● Information provided
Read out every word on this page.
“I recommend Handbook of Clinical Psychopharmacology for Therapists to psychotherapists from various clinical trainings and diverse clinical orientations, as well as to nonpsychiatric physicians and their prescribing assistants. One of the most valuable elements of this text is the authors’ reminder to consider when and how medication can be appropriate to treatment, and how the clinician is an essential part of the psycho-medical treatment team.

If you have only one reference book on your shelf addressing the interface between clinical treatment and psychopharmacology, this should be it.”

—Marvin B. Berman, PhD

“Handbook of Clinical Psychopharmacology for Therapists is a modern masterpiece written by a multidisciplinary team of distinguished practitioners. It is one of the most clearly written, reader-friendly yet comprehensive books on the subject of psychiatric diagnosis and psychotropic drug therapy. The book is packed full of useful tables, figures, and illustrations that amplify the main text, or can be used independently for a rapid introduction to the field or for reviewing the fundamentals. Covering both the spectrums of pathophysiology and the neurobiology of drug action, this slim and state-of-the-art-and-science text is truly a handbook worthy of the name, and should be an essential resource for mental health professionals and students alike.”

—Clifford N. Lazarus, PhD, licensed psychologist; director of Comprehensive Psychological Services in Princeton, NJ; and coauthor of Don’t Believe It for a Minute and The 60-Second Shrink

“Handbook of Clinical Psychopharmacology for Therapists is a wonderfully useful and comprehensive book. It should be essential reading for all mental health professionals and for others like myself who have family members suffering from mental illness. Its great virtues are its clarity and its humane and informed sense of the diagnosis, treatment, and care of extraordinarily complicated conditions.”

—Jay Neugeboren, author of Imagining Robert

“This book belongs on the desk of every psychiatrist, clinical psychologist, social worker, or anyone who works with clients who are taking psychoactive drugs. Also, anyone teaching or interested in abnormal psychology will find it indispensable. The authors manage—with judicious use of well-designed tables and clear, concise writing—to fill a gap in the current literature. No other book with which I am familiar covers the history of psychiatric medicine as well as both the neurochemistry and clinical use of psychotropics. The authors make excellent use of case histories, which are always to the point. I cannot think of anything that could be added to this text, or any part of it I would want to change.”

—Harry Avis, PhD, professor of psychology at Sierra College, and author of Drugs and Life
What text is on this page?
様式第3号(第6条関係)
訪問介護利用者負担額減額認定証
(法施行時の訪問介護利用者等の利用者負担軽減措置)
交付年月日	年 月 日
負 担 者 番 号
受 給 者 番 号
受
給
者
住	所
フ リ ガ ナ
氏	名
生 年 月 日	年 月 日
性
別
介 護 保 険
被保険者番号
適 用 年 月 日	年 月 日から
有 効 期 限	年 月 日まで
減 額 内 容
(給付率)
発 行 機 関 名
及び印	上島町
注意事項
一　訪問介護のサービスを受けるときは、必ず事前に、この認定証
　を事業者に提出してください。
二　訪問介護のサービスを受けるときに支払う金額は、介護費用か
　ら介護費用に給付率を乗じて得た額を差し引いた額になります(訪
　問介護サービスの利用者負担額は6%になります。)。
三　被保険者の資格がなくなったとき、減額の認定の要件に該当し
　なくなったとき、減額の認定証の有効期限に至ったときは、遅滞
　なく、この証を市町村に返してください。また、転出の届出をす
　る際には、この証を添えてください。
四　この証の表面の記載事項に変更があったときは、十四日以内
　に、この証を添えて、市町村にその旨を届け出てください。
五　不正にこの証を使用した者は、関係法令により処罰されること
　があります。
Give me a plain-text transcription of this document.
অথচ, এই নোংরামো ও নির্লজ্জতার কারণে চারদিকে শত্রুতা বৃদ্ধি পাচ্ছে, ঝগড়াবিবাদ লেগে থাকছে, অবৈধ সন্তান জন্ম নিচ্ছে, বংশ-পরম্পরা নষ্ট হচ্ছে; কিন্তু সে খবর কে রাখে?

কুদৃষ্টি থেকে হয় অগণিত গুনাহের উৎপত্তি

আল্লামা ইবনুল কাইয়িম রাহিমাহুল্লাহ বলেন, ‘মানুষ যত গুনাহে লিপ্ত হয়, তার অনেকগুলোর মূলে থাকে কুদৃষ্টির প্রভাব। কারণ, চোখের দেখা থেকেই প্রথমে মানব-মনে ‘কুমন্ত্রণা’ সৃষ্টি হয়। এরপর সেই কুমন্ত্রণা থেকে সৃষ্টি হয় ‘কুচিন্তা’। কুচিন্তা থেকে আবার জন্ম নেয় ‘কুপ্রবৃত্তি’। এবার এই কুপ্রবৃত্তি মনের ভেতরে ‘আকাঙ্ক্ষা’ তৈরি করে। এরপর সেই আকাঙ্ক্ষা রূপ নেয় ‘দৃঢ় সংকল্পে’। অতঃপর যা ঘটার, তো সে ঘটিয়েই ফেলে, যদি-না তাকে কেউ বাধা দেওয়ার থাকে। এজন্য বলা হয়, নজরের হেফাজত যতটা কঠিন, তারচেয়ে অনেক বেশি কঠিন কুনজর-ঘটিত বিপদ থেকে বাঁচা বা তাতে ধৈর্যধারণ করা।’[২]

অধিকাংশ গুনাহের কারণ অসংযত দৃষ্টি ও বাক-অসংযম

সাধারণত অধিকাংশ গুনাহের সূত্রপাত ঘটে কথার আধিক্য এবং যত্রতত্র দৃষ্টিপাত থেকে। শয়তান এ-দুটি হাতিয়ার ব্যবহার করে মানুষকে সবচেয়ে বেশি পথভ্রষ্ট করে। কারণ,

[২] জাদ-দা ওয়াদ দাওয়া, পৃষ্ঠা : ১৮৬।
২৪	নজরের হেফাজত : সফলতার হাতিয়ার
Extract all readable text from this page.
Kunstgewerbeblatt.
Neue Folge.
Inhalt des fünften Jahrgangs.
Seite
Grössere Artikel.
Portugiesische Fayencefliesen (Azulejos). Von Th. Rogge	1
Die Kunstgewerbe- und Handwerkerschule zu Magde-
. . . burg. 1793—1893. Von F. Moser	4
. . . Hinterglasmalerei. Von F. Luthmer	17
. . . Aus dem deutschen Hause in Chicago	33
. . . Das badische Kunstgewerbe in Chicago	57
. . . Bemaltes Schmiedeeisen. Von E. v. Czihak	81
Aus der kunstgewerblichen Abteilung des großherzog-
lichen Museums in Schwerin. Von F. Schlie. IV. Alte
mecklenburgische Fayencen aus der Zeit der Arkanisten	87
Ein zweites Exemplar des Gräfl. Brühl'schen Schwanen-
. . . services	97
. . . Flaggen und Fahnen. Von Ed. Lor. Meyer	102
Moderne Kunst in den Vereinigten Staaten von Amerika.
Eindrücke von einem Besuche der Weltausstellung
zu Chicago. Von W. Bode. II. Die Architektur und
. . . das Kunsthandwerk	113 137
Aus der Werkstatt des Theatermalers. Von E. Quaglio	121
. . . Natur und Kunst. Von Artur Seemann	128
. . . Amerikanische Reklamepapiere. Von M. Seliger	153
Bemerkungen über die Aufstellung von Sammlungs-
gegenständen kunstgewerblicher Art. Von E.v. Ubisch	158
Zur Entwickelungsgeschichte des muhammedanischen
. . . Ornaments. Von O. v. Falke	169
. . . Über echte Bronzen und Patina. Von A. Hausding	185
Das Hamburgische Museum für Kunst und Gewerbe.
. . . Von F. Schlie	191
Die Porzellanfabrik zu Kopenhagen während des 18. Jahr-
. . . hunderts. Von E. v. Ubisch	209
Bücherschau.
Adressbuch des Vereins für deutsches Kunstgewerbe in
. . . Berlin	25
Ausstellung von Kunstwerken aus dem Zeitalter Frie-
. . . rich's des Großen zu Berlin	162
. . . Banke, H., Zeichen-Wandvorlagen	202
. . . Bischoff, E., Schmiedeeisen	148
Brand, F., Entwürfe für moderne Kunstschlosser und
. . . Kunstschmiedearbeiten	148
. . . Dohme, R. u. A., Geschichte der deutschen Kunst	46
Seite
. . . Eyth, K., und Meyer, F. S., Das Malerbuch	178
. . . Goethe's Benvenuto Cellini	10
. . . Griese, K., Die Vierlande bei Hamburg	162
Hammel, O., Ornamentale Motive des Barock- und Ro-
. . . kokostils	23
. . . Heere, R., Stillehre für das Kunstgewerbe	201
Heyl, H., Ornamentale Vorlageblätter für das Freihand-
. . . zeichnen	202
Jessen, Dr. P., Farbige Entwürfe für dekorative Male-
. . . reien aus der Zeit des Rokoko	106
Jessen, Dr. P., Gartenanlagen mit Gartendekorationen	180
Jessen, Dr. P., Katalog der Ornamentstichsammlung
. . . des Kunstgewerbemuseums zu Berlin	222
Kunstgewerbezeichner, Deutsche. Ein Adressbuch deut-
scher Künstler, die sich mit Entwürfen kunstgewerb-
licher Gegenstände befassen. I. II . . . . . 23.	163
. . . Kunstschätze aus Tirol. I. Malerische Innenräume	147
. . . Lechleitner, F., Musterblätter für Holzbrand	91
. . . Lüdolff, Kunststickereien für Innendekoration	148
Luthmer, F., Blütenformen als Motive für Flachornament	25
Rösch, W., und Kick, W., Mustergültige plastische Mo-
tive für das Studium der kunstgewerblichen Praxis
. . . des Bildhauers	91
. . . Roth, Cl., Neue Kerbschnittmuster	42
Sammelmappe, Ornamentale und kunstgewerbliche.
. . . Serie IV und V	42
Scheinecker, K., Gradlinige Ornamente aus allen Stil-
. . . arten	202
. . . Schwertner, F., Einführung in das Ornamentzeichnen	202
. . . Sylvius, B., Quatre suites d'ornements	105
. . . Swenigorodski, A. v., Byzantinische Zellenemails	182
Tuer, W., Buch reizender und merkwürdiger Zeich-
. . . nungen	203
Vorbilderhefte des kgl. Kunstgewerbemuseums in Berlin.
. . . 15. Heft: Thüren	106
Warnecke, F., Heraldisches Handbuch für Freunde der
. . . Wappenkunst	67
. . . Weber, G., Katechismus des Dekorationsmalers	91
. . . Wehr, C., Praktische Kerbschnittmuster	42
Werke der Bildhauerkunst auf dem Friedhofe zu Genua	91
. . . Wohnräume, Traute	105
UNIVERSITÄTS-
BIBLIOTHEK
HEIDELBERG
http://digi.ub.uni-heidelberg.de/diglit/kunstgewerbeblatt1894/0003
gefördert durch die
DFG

● Work to complete
Count the lines in the records above that contain the word "Kerbschnittmuster", and reply with only that number.

● Problem solution
2